» **DIRECTIVE**: Please write out the material that follows, exactly as it stands.

(Data excerpts)
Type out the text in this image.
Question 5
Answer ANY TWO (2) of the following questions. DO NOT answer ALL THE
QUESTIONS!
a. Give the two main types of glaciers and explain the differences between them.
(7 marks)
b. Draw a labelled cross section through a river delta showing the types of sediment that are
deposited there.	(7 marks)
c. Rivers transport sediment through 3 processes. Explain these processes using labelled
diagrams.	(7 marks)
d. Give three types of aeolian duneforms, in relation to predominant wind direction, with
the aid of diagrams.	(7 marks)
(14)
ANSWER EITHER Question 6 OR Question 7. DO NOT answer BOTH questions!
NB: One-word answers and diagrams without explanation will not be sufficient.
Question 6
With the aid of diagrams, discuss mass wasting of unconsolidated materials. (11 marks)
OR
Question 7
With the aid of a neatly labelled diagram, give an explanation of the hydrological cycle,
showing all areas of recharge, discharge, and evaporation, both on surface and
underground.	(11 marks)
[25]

» **SOLUTION**:
Type out the text in this image.
Question 5
Answer ANY TWO (2) of the following questions. DO NOT answer ALL THE
QUESTIONS!
a. Give the two main types of glaciers and explain the differences between them.
(7 marks)
b. Draw a labelled cross section through a river delta showing the types of sediment that are
deposited there.	(7 marks)
c. Rivers transport sediment through 3 processes. Explain these processes using labelled
diagrams.	(7 marks)
d. Give three types of aeolian duneforms, in relation to predominant wind direction, with
the aid of diagrams.	(7 marks)
(14)
ANSWER EITHER Question 6 OR Question 7. DO NOT answer BOTH questions!
NB: One-word answers and diagrams without explanation will not be sufficient.
Question 6
With the aid of diagrams, discuss mass wasting of unconsolidated materials. (11 marks)
OR
Question 7
With the aid of a neatly labelled diagram, give an explanation of the hydrological cycle,
showing all areas of recharge, discharge, and evaporation, both on surface and
underground.	(11 marks)
[25]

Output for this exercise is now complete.